Los chalecos amarillos y la Francia invisible
¿Es una revolución? se preguntan la izquierda y la derecha francesa, tomadas por sorpresa por los acontecimientos de París. Los “chalecos amarillos” (Gilets jaunes) no van a retomar la Bastilla ni convertirse en los nuevos Robespierre reviviendo el Comité de Salvación Pública para implantar el terror, como añoran los extremistas de la Francia Insumisa de Melenchon. La principal aspiración que motivó a los originales “chalecos amarillos”, es decir, a los cientos de agricultores que hace apenas tres semanas bloquearon con sus tractores las entradas de algunos pueblos lejanos de la capital, era la protesta pacífica para que no les aumentaran los impuestos a los combustibles para sus vehículos de faena, con los cuales sobreviven trabajando los campos de sol a sol, luego que el gobierno anunciara un alza en dichos impuestos para financiar la llamada transición ecológica. Los estudios de opinión coincidieron en que sus primeras manifestaciones y demandas fueron justificadas y apoyadas por el 84% de los ciudadanos.

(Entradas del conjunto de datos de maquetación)
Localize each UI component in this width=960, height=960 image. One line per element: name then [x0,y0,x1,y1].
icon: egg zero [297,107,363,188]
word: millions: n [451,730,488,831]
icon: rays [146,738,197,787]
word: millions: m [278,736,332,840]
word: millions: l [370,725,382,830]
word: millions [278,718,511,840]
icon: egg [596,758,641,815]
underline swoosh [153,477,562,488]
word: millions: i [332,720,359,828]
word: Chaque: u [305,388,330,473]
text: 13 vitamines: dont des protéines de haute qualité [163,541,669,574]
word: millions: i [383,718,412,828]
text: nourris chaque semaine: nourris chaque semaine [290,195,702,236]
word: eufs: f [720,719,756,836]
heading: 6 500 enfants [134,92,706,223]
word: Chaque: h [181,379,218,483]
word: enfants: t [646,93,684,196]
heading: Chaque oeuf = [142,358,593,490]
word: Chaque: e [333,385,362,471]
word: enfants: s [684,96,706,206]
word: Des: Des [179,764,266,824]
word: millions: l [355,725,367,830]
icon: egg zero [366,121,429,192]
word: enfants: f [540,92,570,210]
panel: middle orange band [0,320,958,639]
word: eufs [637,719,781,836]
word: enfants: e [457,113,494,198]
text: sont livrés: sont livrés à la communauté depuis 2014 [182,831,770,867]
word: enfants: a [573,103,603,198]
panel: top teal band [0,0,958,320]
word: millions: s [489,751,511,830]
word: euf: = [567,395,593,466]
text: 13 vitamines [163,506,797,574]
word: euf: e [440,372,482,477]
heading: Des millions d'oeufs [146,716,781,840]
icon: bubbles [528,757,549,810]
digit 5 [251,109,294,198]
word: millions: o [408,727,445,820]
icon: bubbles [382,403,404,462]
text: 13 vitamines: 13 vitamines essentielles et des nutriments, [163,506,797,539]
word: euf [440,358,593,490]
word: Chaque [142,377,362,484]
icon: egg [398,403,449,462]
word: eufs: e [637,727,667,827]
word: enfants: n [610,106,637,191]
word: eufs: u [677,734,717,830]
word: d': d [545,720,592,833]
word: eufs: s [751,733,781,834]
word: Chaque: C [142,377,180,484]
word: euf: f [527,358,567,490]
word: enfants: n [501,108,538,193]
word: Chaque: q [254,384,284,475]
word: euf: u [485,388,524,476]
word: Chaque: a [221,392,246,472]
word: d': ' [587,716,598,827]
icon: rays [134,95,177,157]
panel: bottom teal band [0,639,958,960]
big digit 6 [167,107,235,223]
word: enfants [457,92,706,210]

* Tareas:
1) Según el texto sobre los chalecos amarillos, indique si concuerda cada afirmación y cite las palabras que lo deciden: (a) los primeros manifestantes eran agricultores que bloquearon con tractores los accesos a algunos pueblos; (b) el alza de impuestos anunciada por el gobierno buscaba financiar la transición ecológica; (c) las primeras manifestaciones contaron con el apoyo de la mitad de los ciudadanos.
2) Traduzca al inglés esta oración del texto sobre los chalecos amarillos: "Los estudios de opinión coincidieron en que sus primeras manifestaciones y demandas fueron justificadas y apoyadas por el 84% de los ciudadanos."

* Soluciones:
1)
(a) Sí: "los cientos de agricultores que hace apenas tres semanas bloquearon con sus tractores las entradas de algunos pueblos lejanos de la capital".
(b) Sí: "para financiar la llamada transición ecológica".
(c) No: "apoyadas por el 84% de los ciudadanos".

2) Opinion polls agreed that their first demonstrations and demands were justified and supported by 84% of citizens.